→ WHAT THE TASK ASKS: Pick out the lines below with "确定武汉大学" and list them.

[Dataset items]
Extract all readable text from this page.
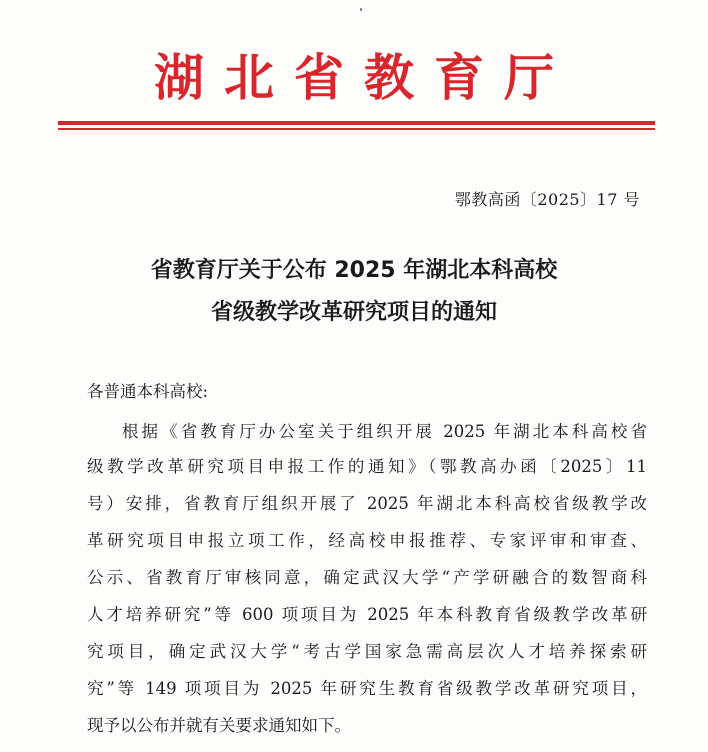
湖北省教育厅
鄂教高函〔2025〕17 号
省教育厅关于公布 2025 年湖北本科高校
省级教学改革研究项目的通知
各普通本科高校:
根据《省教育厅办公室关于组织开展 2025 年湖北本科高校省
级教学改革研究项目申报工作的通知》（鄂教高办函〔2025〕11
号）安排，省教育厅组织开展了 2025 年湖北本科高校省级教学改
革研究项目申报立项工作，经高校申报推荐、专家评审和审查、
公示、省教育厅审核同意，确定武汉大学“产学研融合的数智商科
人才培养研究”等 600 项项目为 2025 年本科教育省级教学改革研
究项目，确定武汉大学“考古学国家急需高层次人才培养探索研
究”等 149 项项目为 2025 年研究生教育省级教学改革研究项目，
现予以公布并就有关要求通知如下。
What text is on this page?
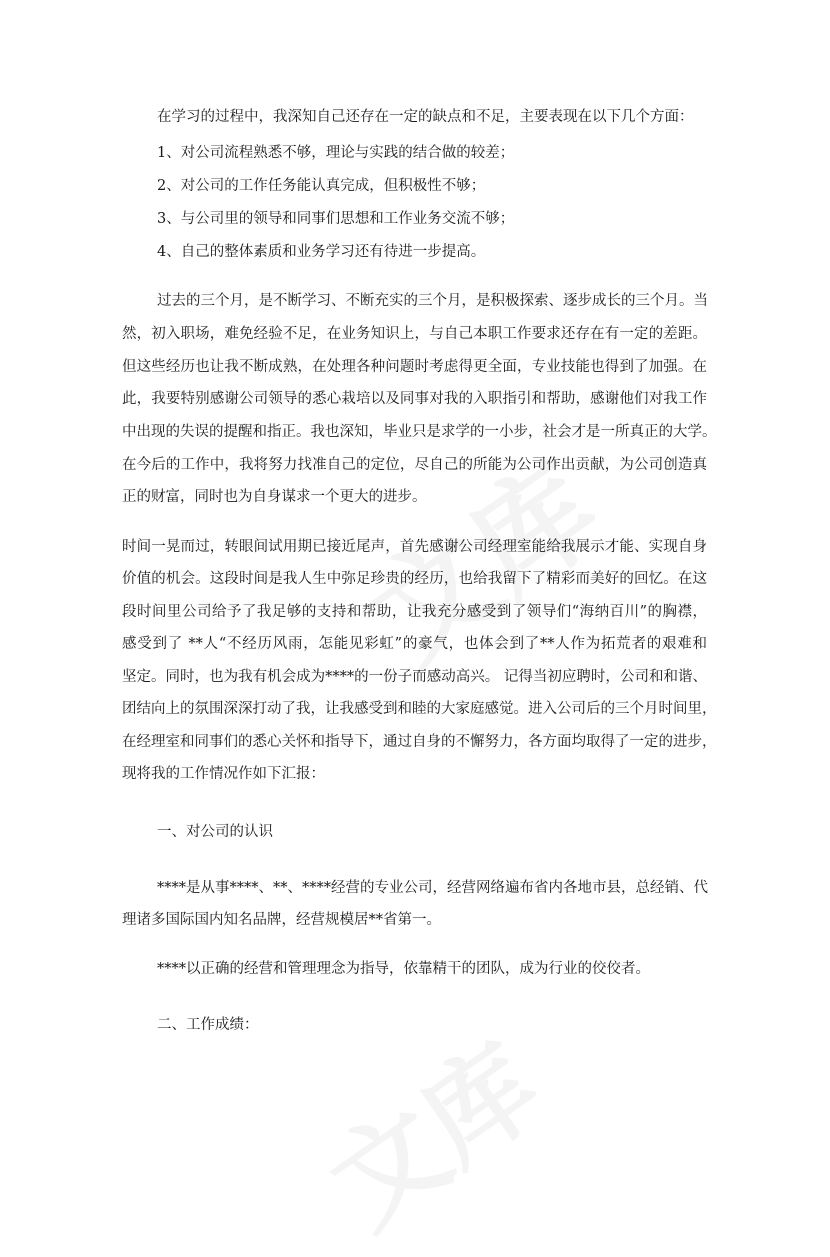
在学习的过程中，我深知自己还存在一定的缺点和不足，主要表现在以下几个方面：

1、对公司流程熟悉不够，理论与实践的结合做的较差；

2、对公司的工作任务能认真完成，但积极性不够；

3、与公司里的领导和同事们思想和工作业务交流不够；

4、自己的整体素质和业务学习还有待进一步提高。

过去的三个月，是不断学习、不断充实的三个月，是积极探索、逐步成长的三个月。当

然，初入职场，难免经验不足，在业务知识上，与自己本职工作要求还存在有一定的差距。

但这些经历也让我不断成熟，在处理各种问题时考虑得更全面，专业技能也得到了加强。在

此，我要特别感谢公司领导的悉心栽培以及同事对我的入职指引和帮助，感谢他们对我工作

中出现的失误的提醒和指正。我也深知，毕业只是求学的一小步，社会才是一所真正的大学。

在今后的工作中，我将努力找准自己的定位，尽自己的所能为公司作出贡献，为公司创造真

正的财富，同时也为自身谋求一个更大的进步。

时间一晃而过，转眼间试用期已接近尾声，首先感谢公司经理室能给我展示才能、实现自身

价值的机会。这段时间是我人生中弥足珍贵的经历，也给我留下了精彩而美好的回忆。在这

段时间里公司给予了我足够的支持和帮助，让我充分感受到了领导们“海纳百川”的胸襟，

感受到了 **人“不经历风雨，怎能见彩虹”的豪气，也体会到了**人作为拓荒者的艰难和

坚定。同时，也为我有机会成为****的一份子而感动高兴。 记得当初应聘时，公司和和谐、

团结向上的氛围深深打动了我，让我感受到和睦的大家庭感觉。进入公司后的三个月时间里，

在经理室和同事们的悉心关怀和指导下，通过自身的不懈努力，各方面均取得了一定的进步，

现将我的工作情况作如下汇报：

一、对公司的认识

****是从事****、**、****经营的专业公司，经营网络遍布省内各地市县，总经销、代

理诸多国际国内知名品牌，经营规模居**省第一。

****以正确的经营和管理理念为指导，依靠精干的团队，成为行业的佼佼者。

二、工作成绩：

→ OUTPUT FOR THIS EXERCISE:
公示、省教育厅审核同意，确定武汉大学“产学研融合的数智商科
究项目，确定武汉大学“考古学国家急需高层次人才培养探索研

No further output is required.